[start Record excerpts]

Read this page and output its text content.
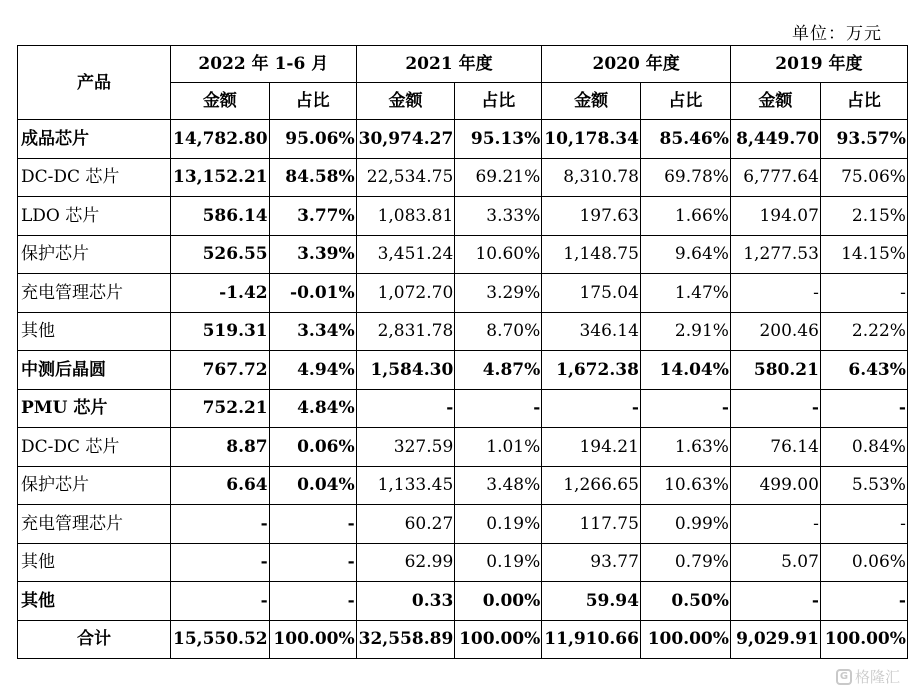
单位：万元
产品	2022 年 1-6 月		2021 年度		2020 年度		2019 年度	
	金额	占比	金额	占比	金额	占比	金额	占比
成品芯片	14,782.80	95.06%	30,974.27	95.13%	10,178.34	85.46%	8,449.70	93.57%
DC-DC 芯片	13,152.21	84.58%	22,534.75	69.21%	8,310.78	69.78%	6,777.64	75.06%
LDO 芯片	586.14	3.77%	1,083.81	3.33%	197.63	1.66%	194.07	2.15%
保护芯片	526.55	3.39%	3,451.24	10.60%	1,148.75	9.64%	1,277.53	14.15%
充电管理芯片	-1.42	-0.01%	1,072.70	3.29%	175.04	1.47%	-	-
其他	519.31	3.34%	2,831.78	8.70%	346.14	2.91%	200.46	2.22%
中测后晶圆	767.72	4.94%	1,584.30	4.87%	1,672.38	14.04%	580.21	6.43%
PMU 芯片	752.21	4.84%	-	-	-	-	-	-
DC-DC 芯片	8.87	0.06%	327.59	1.01%	194.21	1.63%	76.14	0.84%
保护芯片	6.64	0.04%	1,133.45	3.48%	1,266.65	10.63%	499.00	5.53%
充电管理芯片	-	-	60.27	0.19%	117.75	0.99%	-	-
其他	-	-	62.99	0.19%	93.77	0.79%	5.07	0.06%
其他	-	-	0.33	0.00%	59.94	0.50%	-	-
合计	15,550.52	100.00%	32,558.89	100.00%	11,910.66	100.00%	9,029.91	100.00%
G 格隆汇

[end Record excerpts]

Work required >>
From the data, list each line in which the string "充电管理芯片" appears.

Exercise solution >>
充电管理芯片	-1.42	-0.01%	1,072.70	3.29%	175.04	1.47%	-	-
充电管理芯片	-	-	60.27	0.19%	117.75	0.99%	-	-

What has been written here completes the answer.